**Problem to work on:**
Copy all entries without alteration and skip the pictures they hold.
## START
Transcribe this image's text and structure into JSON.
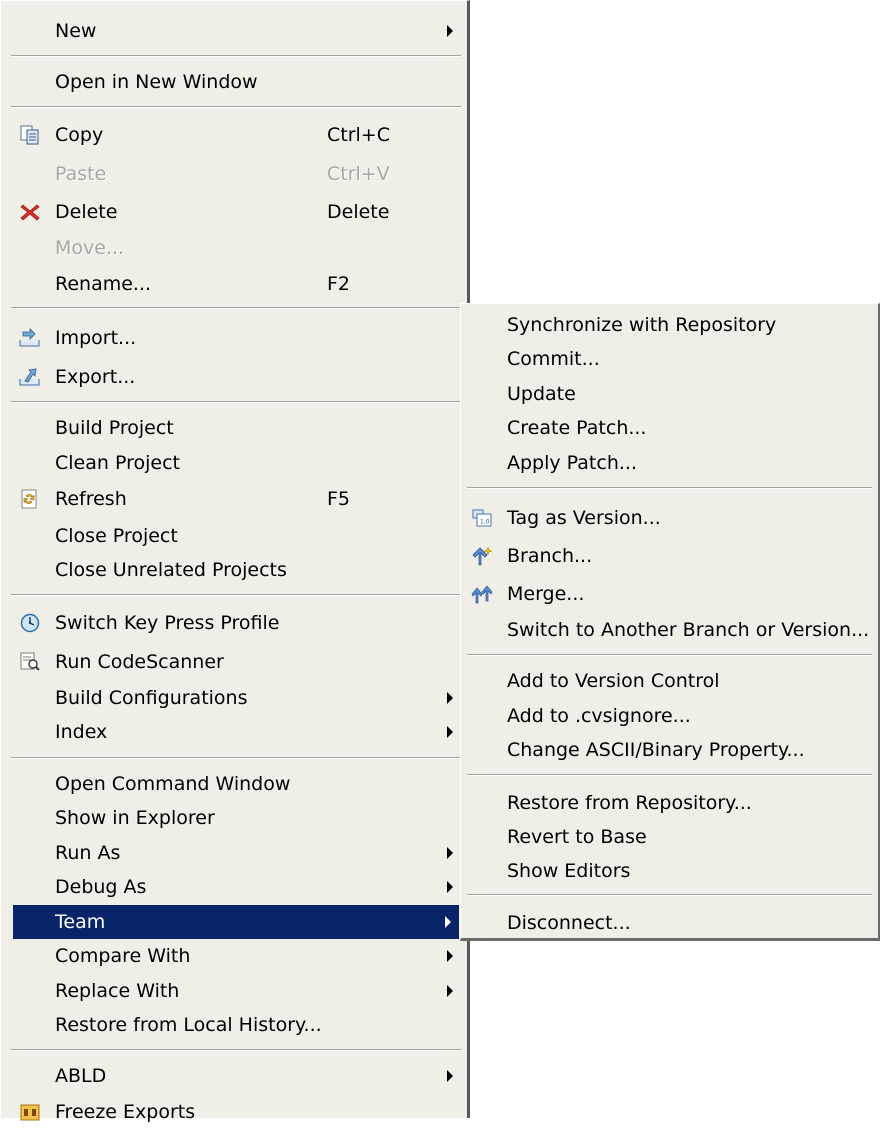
{
  "main_menu": {
    "new": "New",
    "open_new_window": "Open in New Window",
    "copy": "Copy",
    "copy_accel": "Ctrl+C",
    "paste": "Paste",
    "paste_accel": "Ctrl+V",
    "delete": "Delete",
    "delete_accel": "Delete",
    "move": "Move...",
    "rename": "Rename...",
    "rename_accel": "F2",
    "import": "Import...",
    "export": "Export...",
    "build_project": "Build Project",
    "clean_project": "Clean Project",
    "refresh": "Refresh",
    "refresh_accel": "F5",
    "close_project": "Close Project",
    "close_unrelated": "Close Unrelated Projects",
    "switch_key_profile": "Switch Key Press Profile",
    "run_codescanner": "Run CodeScanner",
    "build_configurations": "Build Configurations",
    "index": "Index",
    "open_command_window": "Open Command Window",
    "show_in_explorer": "Show in Explorer",
    "run_as": "Run As",
    "debug_as": "Debug As",
    "team": "Team",
    "compare_with": "Compare With",
    "replace_with": "Replace With",
    "restore_local_history": "Restore from Local History...",
    "abld": "ABLD",
    "freeze_exports": "Freeze Exports"
  },
  "team_menu": {
    "synchronize": "Synchronize with Repository",
    "commit": "Commit...",
    "update": "Update",
    "create_patch": "Create Patch...",
    "apply_patch": "Apply Patch...",
    "tag_as_version": "Tag as Version...",
    "branch": "Branch...",
    "merge": "Merge...",
    "switch_branch": "Switch to Another Branch or Version...",
    "add_version_control": "Add to Version Control",
    "add_cvsignore": "Add to .cvsignore...",
    "change_ascii_binary": "Change ASCII/Binary Property...",
    "restore_repository": "Restore from Repository...",
    "revert_to_base": "Revert to Base",
    "show_editors": "Show Editors",
    "disconnect": "Disconnect..."
  },
  "colors": {
    "menu_bg": "#f0efe7",
    "selection_bg": "#0a246a",
    "disabled_text": "#a8a7a0"
  },
  "icons": {
    "copy": "copy-icon",
    "delete": "delete-icon",
    "import": "import-icon",
    "export": "export-icon",
    "refresh": "refresh-icon",
    "switch_key_profile": "clock-icon",
    "run_codescanner": "codescanner-icon",
    "freeze_exports": "freeze-icon",
    "tag_as_version": "tag-icon",
    "branch": "branch-icon",
    "merge": "merge-icon"
  }
}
## END
**Full response:**
Transcribe this image's text and structure into JSON.
{
  "main_menu": {
    "new": "New",
    "open_new_window": "Open in New Window",
    "copy": "Copy",
    "copy_accel": "Ctrl+C",
    "paste": "Paste",
    "paste_accel": "Ctrl+V",
    "delete": "Delete",
    "delete_accel": "Delete",
    "move": "Move...",
    "rename": "Rename...",
    "rename_accel": "F2",
    "import": "Import...",
    "export": "Export...",
    "build_project": "Build Project",
    "clean_project": "Clean Project",
    "refresh": "Refresh",
    "refresh_accel": "F5",
    "close_project": "Close Project",
    "close_unrelated": "Close Unrelated Projects",
    "switch_key_profile": "Switch Key Press Profile",
    "run_codescanner": "Run CodeScanner",
    "build_configurations": "Build Configurations",
    "index": "Index",
    "open_command_window": "Open Command Window",
    "show_in_explorer": "Show in Explorer",
    "run_as": "Run As",
    "debug_as": "Debug As",
    "team": "Team",
    "compare_with": "Compare With",
    "replace_with": "Replace With",
    "restore_local_history": "Restore from Local History...",
    "abld": "ABLD",
    "freeze_exports": "Freeze Exports"
  },
  "team_menu": {
    "synchronize": "Synchronize with Repository",
    "commit": "Commit...",
    "update": "Update",
    "create_patch": "Create Patch...",
    "apply_patch": "Apply Patch...",
    "tag_as_version": "Tag as Version...",
    "branch": "Branch...",
    "merge": "Merge...",
    "switch_branch": "Switch to Another Branch or Version...",
    "add_version_control": "Add to Version Control",
    "add_cvsignore": "Add to .cvsignore...",
    "change_ascii_binary": "Change ASCII/Binary Property...",
    "restore_repository": "Restore from Repository...",
    "revert_to_base": "Revert to Base",
    "show_editors": "Show Editors",
    "disconnect": "Disconnect..."
  },
  "colors": {
    "menu_bg": "#f0efe7",
    "selection_bg": "#0a246a",
    "disabled_text": "#a8a7a0"
  },
  "icons": {
    "copy": "copy-icon",
    "delete": "delete-icon",
    "import": "import-icon",
    "export": "export-icon",
    "refresh": "refresh-icon",
    "switch_key_profile": "clock-icon",
    "run_codescanner": "codescanner-icon",
    "freeze_exports": "freeze-icon",
    "tag_as_version": "tag-icon",
    "branch": "branch-icon",
    "merge": "merge-icon"
  }
}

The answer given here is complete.